■ **Task to complete**
Take each line containing "this" and report it exactly as written.

■ **Data for processing**
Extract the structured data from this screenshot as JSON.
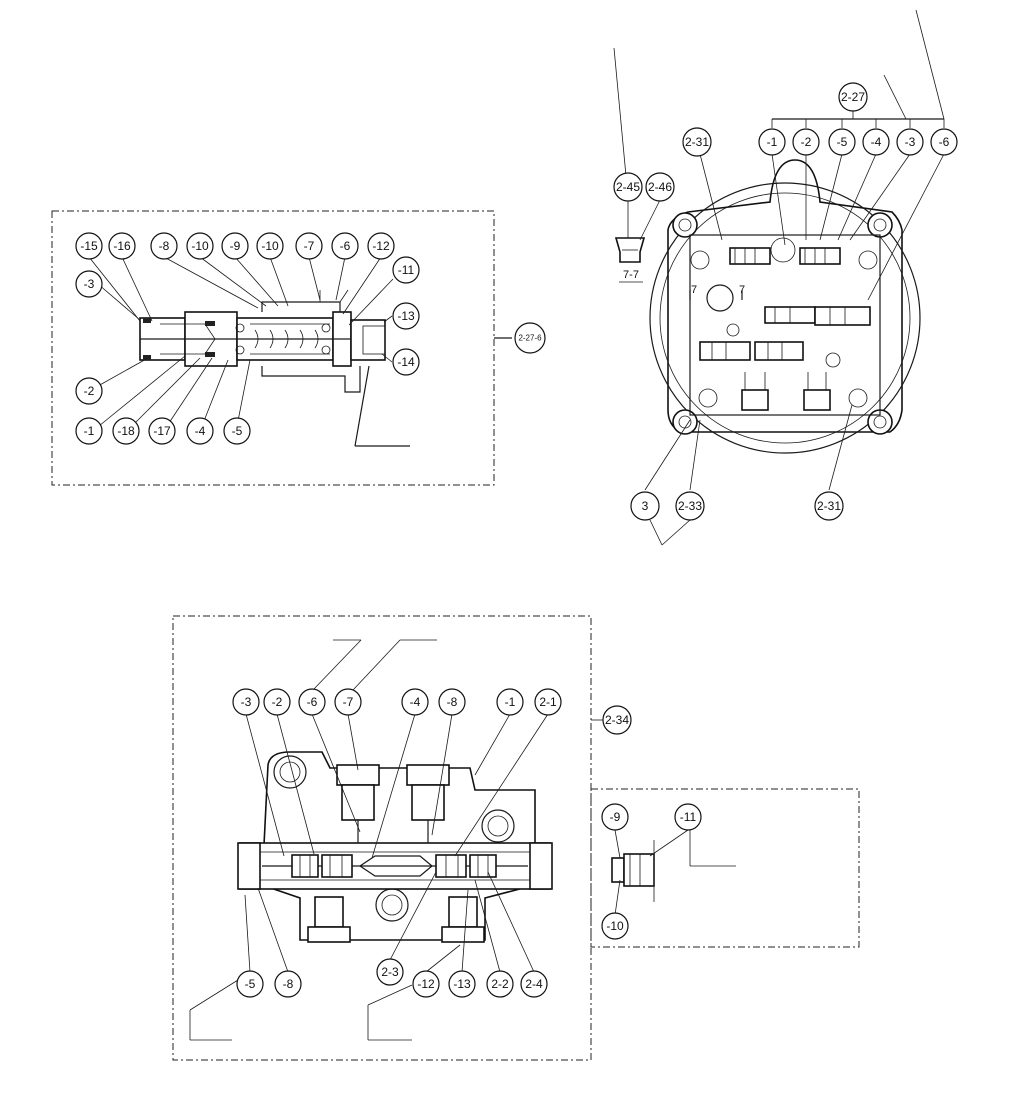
{
  "callouts": {
    "detail_2_27_6": [
      "-15",
      "-16",
      "-8",
      "-10",
      "-9",
      "-10",
      "-7",
      "-6",
      "-12",
      "-11",
      "-3",
      "-13",
      "-14",
      "-2",
      "-1",
      "-18",
      "-17",
      "-4",
      "-5"
    ],
    "detail_2_27_6_ref": "2-27-6",
    "main_view": [
      "2-27",
      "2-31",
      "-1",
      "-2",
      "-5",
      "-4",
      "-3",
      "-6",
      "2-45",
      "2-46",
      "3",
      "2-33",
      "2-31"
    ],
    "section_label": "7-7",
    "section_marks": [
      "7",
      "7"
    ],
    "detail_2_34": [
      "-3",
      "-2",
      "-6",
      "-7",
      "-4",
      "-8",
      "-1",
      "2-1",
      "-5",
      "-8",
      "2-3",
      "-12",
      "-13",
      "2-2",
      "2-4"
    ],
    "detail_2_34_ref": "2-34",
    "detail_2_34_side": [
      "-9",
      "-11",
      "-10"
    ]
  }
}
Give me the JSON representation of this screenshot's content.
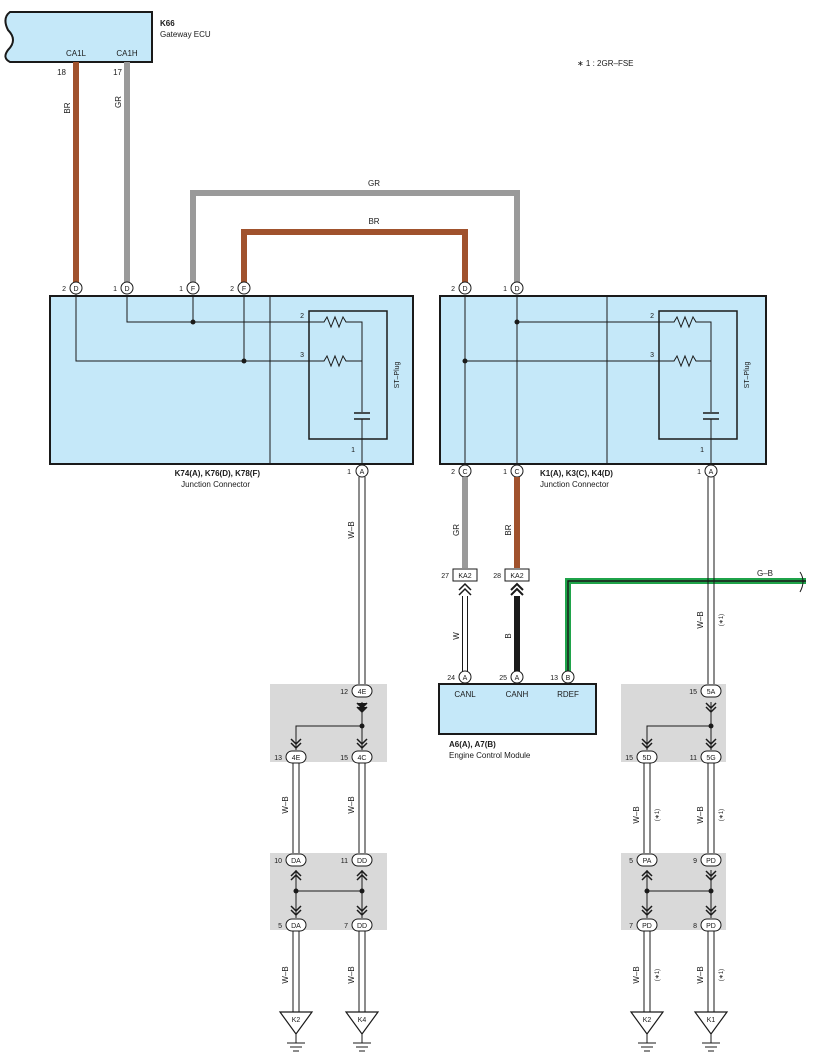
{
  "note": "∗ 1 : 2GR–FSE",
  "ecu": {
    "id": "K66",
    "name": "Gateway ECU",
    "pin_l": "CA1L",
    "pin_h": "CA1H",
    "num_l": "18",
    "num_h": "17"
  },
  "jc_left": {
    "ids": "K74(A), K76(D), K78(F)",
    "name": "Junction Connector",
    "plug": "ST–Plug"
  },
  "jc_right": {
    "ids": "K1(A), K3(C), K4(D)",
    "name": "Junction Connector",
    "plug": "ST–Plug"
  },
  "ecm": {
    "ids": "A6(A), A7(B)",
    "name": "Engine Control Module",
    "canl": "CANL",
    "canh": "CANH",
    "rdef": "RDEF"
  },
  "wires": {
    "br": "BR",
    "gr": "GR",
    "wb": "W–B",
    "w": "W",
    "b": "B",
    "gb": "G–B",
    "star1": "(∗1)"
  },
  "connectors": {
    "ka2": "KA2",
    "a": "A",
    "b": "B",
    "c": "C",
    "d": "D",
    "f": "F",
    "c4e": "4E",
    "c4c": "4C",
    "cda": "DA",
    "cdd": "DD",
    "c5a": "5A",
    "c5d": "5D",
    "c5g": "5G",
    "cpa": "PA",
    "cpd": "PD"
  },
  "pins": {
    "p1": "1",
    "p2": "2",
    "p3": "3",
    "p5": "5",
    "p7": "7",
    "p8": "8",
    "p9": "9",
    "p10": "10",
    "p11": "11",
    "p12": "12",
    "p13": "13",
    "p15": "15",
    "p24": "24",
    "p25": "25",
    "p27": "27",
    "p28": "28"
  },
  "grounds": {
    "k1": "K1",
    "k2": "K2",
    "k4": "K4"
  },
  "colors": {
    "br": "#a0522d",
    "gr": "#9a9a9a",
    "gb_green": "#1fa34a",
    "box": "#c5e8f9",
    "splice": "#d9d9d9"
  }
}
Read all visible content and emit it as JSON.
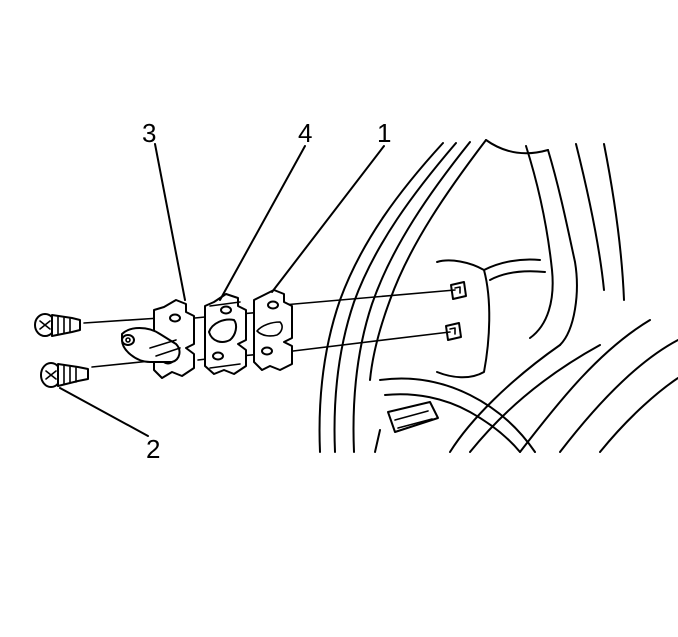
{
  "diagram": {
    "callouts": [
      {
        "id": "1",
        "label": "1"
      },
      {
        "id": "2",
        "label": "2"
      },
      {
        "id": "3",
        "label": "3"
      },
      {
        "id": "4",
        "label": "4"
      }
    ]
  }
}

■ **The solution**
Extract the structured data from this screenshot as JSON.
Give me the JSON representation of this screenshot's content.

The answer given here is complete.